DIRECTIONS: Exactly reproduce the entries, dropping any pictures from your copy.
========================
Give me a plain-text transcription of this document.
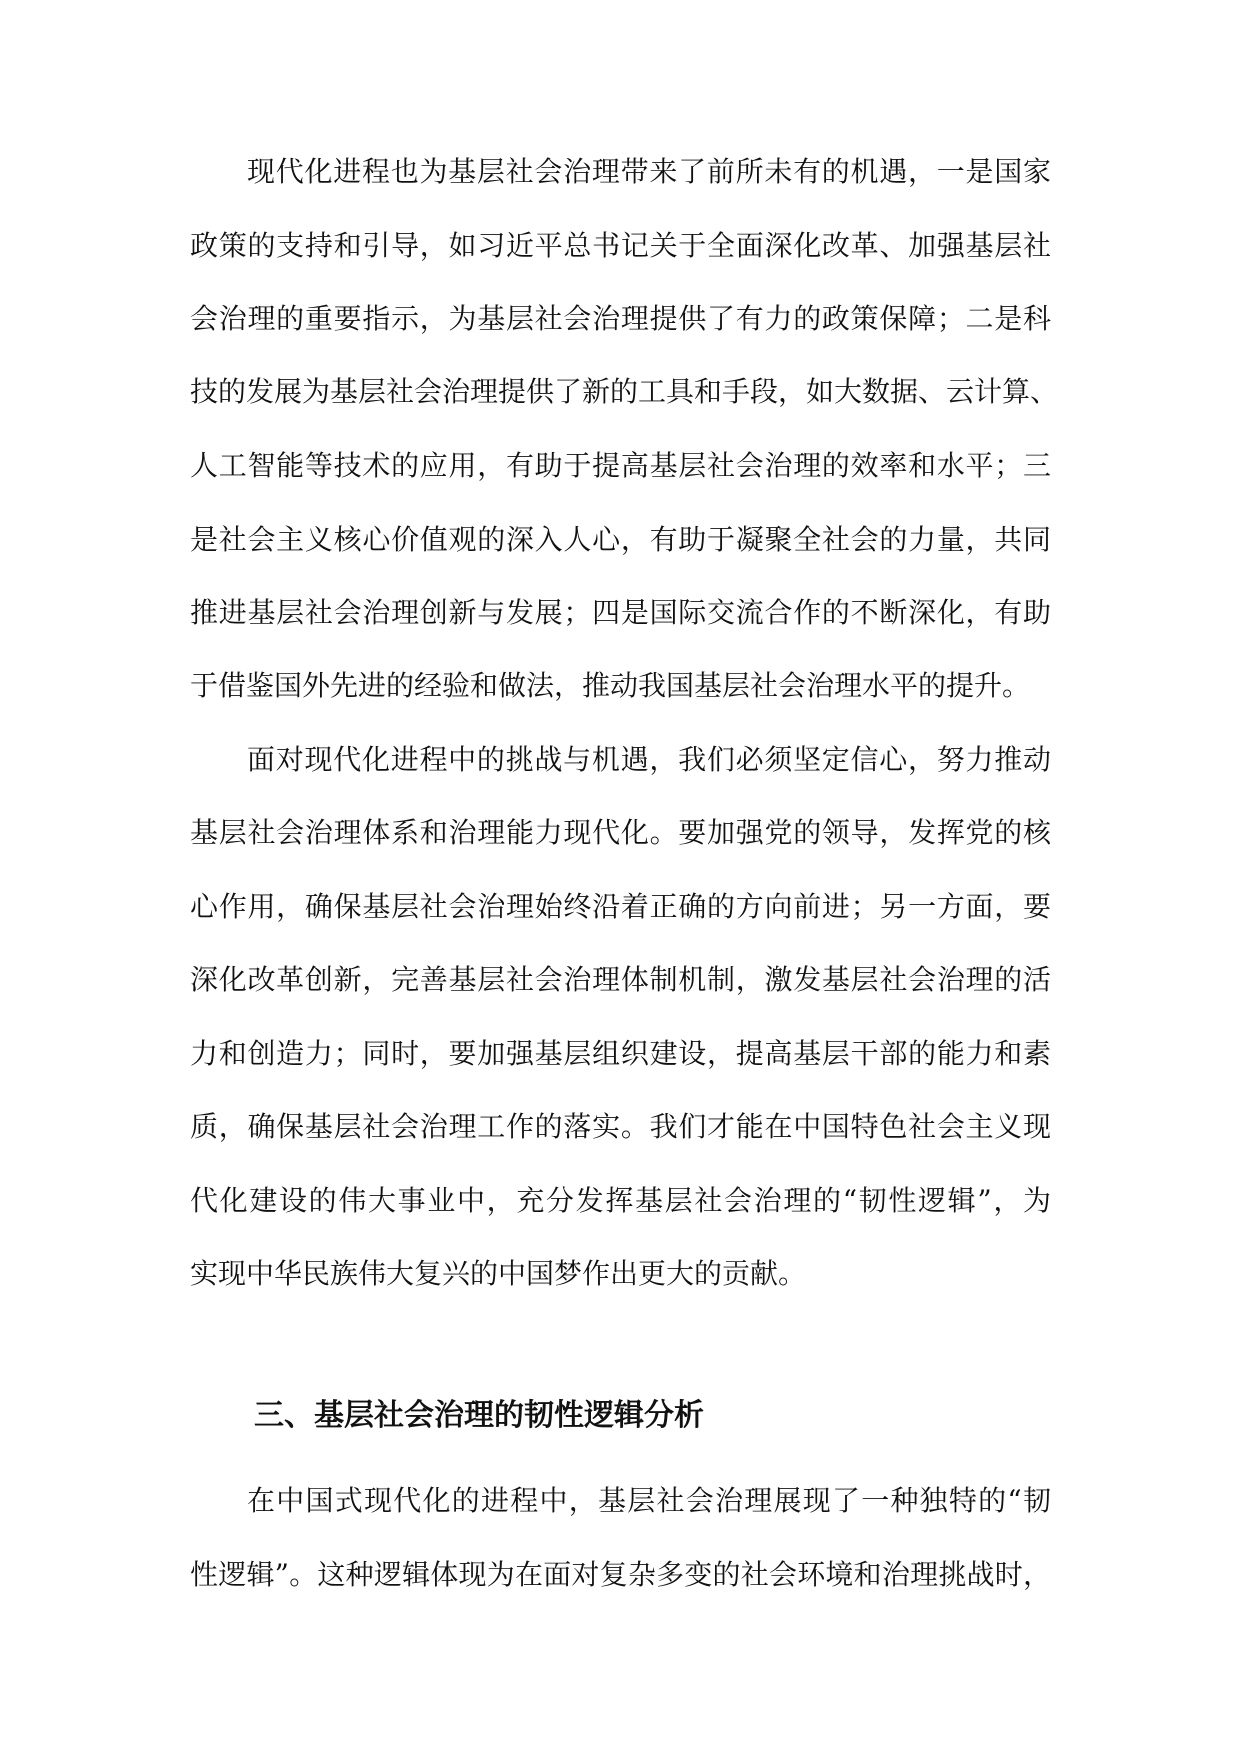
现代化进程也为基层社会治理带来了前所未有的机遇，一是国家
政策的支持和引导，如习近平总书记关于全面深化改革、加强基层社
会治理的重要指示，为基层社会治理提供了有力的政策保障；二是科
技的发展为基层社会治理提供了新的工具和手段，如大数据、云计算、
人工智能等技术的应用，有助于提高基层社会治理的效率和水平；三
是社会主义核心价值观的深入人心，有助于凝聚全社会的力量，共同
推进基层社会治理创新与发展；四是国际交流合作的不断深化，有助
于借鉴国外先进的经验和做法，推动我国基层社会治理水平的提升。
面对现代化进程中的挑战与机遇，我们必须坚定信心，努力推动
基层社会治理体系和治理能力现代化。要加强党的领导，发挥党的核
心作用，确保基层社会治理始终沿着正确的方向前进；另一方面，要
深化改革创新，完善基层社会治理体制机制，激发基层社会治理的活
力和创造力；同时，要加强基层组织建设，提高基层干部的能力和素
质，确保基层社会治理工作的落实。我们才能在中国特色社会主义现
代化建设的伟大事业中，充分发挥基层社会治理的“韧性逻辑”，为
实现中华民族伟大复兴的中国梦作出更大的贡献。
三、基层社会治理的韧性逻辑分析
在中国式现代化的进程中，基层社会治理展现了一种独特的“韧
性逻辑”。这种逻辑体现为在面对复杂多变的社会环境和治理挑战时，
========================
THE OUTPUT:
Give me a plain-text transcription of this document.
现代化进程也为基层社会治理带来了前所未有的机遇，一是国家
政策的支持和引导，如习近平总书记关于全面深化改革、加强基层社
会治理的重要指示，为基层社会治理提供了有力的政策保障；二是科
技的发展为基层社会治理提供了新的工具和手段，如大数据、云计算、
人工智能等技术的应用，有助于提高基层社会治理的效率和水平；三
是社会主义核心价值观的深入人心，有助于凝聚全社会的力量，共同
推进基层社会治理创新与发展；四是国际交流合作的不断深化，有助
于借鉴国外先进的经验和做法，推动我国基层社会治理水平的提升。
面对现代化进程中的挑战与机遇，我们必须坚定信心，努力推动
基层社会治理体系和治理能力现代化。要加强党的领导，发挥党的核
心作用，确保基层社会治理始终沿着正确的方向前进；另一方面，要
深化改革创新，完善基层社会治理体制机制，激发基层社会治理的活
力和创造力；同时，要加强基层组织建设，提高基层干部的能力和素
质，确保基层社会治理工作的落实。我们才能在中国特色社会主义现
代化建设的伟大事业中，充分发挥基层社会治理的“韧性逻辑”，为
实现中华民族伟大复兴的中国梦作出更大的贡献。
三、基层社会治理的韧性逻辑分析
在中国式现代化的进程中，基层社会治理展现了一种独特的“韧
性逻辑”。这种逻辑体现为在面对复杂多变的社会环境和治理挑战时，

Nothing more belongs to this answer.